## MATERIAL PROVIDED
━━━━━━━━━━

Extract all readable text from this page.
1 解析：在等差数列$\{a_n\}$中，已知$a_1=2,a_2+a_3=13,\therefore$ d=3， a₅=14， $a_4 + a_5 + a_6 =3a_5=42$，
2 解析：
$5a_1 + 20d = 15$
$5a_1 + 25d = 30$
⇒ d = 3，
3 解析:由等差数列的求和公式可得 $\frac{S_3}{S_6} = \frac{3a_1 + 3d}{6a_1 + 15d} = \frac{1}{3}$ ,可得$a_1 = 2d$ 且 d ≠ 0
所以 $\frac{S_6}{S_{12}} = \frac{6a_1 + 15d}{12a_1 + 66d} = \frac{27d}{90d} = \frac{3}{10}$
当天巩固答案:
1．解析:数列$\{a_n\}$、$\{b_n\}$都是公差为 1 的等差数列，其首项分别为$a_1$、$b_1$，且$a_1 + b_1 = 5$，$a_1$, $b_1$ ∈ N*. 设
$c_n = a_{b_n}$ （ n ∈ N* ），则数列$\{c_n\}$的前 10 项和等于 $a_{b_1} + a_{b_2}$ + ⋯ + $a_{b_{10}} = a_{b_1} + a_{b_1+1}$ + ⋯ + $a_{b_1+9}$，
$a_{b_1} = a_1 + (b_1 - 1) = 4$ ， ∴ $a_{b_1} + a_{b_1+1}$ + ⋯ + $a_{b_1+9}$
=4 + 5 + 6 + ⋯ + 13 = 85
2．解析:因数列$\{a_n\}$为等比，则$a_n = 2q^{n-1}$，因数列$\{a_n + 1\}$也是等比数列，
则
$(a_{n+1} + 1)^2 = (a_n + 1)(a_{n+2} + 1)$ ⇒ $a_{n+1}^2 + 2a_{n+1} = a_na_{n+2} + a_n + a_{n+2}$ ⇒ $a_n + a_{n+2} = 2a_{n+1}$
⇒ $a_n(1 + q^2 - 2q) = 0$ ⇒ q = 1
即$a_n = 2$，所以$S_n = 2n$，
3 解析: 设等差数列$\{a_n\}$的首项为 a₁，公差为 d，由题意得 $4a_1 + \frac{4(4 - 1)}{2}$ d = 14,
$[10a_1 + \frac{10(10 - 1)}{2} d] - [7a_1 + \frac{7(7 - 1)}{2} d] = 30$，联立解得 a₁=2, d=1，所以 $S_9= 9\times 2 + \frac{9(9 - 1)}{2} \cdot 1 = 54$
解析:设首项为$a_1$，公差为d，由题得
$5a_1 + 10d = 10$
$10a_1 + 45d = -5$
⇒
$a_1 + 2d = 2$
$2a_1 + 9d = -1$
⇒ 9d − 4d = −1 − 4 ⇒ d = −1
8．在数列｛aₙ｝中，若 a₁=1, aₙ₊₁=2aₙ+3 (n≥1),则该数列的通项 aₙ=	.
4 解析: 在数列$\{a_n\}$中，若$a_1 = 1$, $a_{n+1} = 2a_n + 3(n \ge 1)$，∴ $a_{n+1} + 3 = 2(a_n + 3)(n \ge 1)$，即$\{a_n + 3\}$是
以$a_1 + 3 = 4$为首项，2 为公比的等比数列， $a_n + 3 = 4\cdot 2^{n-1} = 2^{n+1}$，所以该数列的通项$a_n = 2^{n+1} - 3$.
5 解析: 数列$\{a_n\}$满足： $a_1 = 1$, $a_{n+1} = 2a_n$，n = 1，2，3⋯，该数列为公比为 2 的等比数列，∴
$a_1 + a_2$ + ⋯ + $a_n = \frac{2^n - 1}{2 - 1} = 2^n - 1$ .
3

━━━━━━━━━━

## DESCRIPTION OF THE TASK
Show every line of the listing in which the string "frac" can be found.

## EXERCISE ANSWER
3 解析:由等差数列的求和公式可得 $\frac{S_3}{S_6} = \frac{3a_1 + 3d}{6a_1 + 15d} = \frac{1}{3}$ ,可得$a_1 = 2d$ 且 d ≠ 0
所以 $\frac{S_6}{S_{12}} = \frac{6a_1 + 15d}{12a_1 + 66d} = \frac{27d}{90d} = \frac{3}{10}$
3 解析: 设等差数列$\{a_n\}$的首项为 a₁，公差为 d，由题意得 $4a_1 + \frac{4(4 - 1)}{2}$ d = 14,
$[10a_1 + \frac{10(10 - 1)}{2} d] - [7a_1 + \frac{7(7 - 1)}{2} d] = 30$，联立解得 a₁=2, d=1，所以 $S_9= 9\times 2 + \frac{9(9 - 1)}{2} \cdot 1 = 54$
$a_1 + a_2$ + ⋯ + $a_n = \frac{2^n - 1}{2 - 1} = 2^n - 1$ .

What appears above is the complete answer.